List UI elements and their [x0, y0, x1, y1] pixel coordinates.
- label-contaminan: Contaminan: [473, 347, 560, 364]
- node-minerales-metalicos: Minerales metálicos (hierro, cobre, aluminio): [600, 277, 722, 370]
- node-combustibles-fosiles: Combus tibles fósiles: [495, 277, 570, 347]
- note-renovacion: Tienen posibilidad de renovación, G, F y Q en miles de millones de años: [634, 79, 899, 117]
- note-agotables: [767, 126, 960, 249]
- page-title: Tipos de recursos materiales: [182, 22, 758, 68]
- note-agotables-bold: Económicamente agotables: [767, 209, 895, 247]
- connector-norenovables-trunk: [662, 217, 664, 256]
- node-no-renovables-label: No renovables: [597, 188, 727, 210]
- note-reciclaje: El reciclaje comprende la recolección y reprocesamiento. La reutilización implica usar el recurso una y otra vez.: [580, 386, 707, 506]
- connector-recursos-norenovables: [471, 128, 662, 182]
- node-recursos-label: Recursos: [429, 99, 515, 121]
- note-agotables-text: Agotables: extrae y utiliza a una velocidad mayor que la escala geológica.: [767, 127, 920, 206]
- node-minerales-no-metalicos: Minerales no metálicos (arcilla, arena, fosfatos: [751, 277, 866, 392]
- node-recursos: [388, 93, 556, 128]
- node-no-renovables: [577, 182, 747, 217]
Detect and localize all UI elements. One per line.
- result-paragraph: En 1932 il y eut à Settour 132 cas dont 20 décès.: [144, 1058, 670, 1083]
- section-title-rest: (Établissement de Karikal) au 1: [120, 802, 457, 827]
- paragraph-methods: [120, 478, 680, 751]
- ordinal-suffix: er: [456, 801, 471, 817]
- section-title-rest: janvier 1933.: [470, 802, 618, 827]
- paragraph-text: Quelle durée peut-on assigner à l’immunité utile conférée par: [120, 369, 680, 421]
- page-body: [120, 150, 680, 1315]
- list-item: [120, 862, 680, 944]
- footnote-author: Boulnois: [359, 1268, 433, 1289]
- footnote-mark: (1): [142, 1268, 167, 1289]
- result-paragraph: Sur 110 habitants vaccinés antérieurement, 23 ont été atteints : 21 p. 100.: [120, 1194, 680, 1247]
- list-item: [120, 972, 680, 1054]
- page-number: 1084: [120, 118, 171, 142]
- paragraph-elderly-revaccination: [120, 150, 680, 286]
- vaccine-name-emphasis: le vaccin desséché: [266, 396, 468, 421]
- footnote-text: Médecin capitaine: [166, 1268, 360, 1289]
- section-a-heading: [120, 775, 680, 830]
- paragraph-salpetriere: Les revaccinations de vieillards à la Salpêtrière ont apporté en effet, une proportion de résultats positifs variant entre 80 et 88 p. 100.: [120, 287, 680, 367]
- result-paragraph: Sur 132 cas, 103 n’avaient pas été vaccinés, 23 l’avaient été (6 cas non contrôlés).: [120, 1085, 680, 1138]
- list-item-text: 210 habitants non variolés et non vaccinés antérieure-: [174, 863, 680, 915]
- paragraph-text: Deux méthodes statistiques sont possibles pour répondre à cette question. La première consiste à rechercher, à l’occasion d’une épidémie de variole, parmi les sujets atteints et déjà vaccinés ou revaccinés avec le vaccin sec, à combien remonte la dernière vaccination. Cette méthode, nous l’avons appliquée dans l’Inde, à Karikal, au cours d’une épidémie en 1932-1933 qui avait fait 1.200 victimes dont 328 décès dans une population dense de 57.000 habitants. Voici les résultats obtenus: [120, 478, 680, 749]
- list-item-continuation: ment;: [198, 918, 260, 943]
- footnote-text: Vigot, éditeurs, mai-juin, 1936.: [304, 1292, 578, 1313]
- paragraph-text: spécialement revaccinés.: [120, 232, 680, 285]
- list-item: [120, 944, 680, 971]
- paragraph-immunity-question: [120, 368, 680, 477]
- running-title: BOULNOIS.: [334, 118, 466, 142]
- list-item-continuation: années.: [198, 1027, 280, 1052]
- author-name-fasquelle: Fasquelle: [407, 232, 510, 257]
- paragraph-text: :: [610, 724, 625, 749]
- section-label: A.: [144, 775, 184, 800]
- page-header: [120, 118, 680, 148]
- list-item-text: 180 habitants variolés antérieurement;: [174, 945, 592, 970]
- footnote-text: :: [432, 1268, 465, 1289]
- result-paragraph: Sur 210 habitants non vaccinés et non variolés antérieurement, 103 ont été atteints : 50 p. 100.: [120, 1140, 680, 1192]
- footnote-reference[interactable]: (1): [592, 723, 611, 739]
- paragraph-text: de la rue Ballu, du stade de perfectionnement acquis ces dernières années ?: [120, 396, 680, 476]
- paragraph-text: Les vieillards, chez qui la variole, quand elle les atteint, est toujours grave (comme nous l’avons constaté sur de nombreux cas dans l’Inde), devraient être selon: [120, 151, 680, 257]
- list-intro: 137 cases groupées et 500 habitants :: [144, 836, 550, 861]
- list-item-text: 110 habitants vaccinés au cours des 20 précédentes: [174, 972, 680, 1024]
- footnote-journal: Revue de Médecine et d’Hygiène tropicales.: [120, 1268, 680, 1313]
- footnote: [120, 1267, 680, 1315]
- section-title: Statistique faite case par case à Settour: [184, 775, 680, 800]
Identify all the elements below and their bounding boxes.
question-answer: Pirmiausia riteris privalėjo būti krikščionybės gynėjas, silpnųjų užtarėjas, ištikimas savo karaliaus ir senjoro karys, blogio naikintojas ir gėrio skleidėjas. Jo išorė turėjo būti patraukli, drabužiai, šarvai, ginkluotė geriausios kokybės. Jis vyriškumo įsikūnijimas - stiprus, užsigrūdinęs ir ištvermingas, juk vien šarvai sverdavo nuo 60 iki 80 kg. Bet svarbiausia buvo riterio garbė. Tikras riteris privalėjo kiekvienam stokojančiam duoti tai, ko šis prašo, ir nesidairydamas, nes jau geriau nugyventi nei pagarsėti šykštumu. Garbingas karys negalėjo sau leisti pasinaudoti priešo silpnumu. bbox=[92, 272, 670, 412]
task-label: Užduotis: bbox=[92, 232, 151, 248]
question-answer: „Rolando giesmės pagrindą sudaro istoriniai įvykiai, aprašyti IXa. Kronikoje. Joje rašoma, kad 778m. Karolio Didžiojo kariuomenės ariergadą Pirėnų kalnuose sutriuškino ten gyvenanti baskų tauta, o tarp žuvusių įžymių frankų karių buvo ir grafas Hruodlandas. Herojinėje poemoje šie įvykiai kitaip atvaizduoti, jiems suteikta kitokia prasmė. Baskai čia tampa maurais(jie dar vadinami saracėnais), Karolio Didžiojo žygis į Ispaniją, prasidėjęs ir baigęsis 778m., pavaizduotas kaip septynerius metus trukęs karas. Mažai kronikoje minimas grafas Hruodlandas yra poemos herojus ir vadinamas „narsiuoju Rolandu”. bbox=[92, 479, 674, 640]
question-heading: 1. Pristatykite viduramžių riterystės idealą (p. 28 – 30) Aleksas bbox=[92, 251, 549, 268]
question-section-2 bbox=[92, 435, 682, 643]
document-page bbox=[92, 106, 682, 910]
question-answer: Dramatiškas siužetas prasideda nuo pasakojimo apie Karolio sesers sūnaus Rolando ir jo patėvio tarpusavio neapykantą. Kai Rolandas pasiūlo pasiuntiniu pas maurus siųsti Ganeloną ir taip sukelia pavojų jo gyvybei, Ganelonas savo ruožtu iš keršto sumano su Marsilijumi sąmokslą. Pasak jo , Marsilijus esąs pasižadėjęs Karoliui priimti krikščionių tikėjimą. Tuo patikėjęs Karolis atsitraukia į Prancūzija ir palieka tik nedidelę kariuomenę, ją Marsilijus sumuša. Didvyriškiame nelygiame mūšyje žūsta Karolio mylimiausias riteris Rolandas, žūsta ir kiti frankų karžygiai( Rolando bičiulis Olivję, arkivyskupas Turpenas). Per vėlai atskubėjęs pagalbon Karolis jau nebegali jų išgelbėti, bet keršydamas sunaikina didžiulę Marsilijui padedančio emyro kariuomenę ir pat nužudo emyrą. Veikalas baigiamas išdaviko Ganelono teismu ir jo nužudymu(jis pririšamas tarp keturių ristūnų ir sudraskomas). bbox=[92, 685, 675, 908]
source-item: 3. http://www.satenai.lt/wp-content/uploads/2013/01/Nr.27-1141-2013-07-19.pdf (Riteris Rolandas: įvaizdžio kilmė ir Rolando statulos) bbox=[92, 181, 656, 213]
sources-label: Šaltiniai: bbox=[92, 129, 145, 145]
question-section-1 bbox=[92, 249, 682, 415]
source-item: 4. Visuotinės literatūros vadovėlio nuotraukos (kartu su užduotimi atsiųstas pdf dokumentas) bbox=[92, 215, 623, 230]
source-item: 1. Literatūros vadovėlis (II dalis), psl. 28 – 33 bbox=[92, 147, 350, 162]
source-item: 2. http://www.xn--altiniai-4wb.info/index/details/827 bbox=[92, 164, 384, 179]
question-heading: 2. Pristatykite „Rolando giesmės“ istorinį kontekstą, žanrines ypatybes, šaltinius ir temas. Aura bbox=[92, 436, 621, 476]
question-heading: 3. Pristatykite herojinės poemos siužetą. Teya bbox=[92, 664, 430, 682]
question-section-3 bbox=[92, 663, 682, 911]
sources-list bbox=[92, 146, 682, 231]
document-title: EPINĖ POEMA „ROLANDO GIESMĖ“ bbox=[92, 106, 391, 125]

■ ■ ■ ■ ■

Ejercicio propuesto
Vuelca en una tabla Markdown solo las líneas de arriba que van desde la primera hasta la que contiene "- paragraph-text: Quelle", ambas incluidas, con una columna Fila para el número y otra Línea para su texto. Omite las líneas en blanco.

Respuesta del ejercicio
| Fila | Línea |
|---|---|
| 1 | List UI elements and their [x0, y0, x1, y1] pixel coordinates. |
| 2 | - label-contaminan: Contaminan: [473, 347, 560, 364] |
| 3 | - node-minerales-metalicos: Minerales metálicos (hierro, cobre, aluminio): [600, 277, 722, 370] |
| 4 | - node-combustibles-fosiles: Combus tibles fósiles: [495, 277, 570, 347] |
| 5 | - note-renovacion: Tienen posibilidad de renovación, G, F y Q en miles de millones de años: [634, 79, 899, 117] |
| 6 | - note-agotables: [767, 126, 960, 249] |
| 7 | - page-title: Tipos de recursos materiales: [182, 22, 758, 68] |
| 8 | - note-agotables-bold: Económicamente agotables: [767, 209, 895, 247] |
| 9 | - connector-norenovables-trunk: [662, 217, 664, 256] |
| 10 | - node-no-renovables-label: No renovables: [597, 188, 727, 210] |
| 11 | - note-reciclaje: El reciclaje comprende la recolección y reprocesamiento. La reutilización implica usar el recurso una y otra vez.: [580, 386, 707, 506] |
| 12 | - connector-recursos-norenovables: [471, 128, 662, 182] |
| 13 | - node-recursos-label: Recursos: [429, 99, 515, 121] |
| 14 | - note-agotables-text: Agotables: extrae y utiliza a una velocidad mayor que la escala geológica.: [767, 127, 920, 206] |
| 15 | - node-minerales-no-metalicos: Minerales no metálicos (arcilla, arena, fosfatos: [751, 277, 866, 392] |
| 16 | - node-recursos: [388, 93, 556, 128] |
| 17 | - node-no-renovables: [577, 182, 747, 217] |
| 18 | Detect and localize all UI elements. One per line. |
| 19 | - result-paragraph: En 1932 il y eut à Settour 132 cas dont 20 décès.: [144, 1058, 670, 1083] |
| 20 | - section-title-rest: (Établissement de Karikal) au 1: [120, 802, 457, 827] |
| 21 | - paragraph-methods: [120, 478, 680, 751] |
| 22 | - ordinal-suffix: er: [456, 801, 471, 817] |
| 23 | - section-title-rest: janvier 1933.: [470, 802, 618, 827] |
| 24 | - paragraph-text: Quelle durée peut-on assigner à l’immunité utile conférée par: [120, 369, 680, 421] |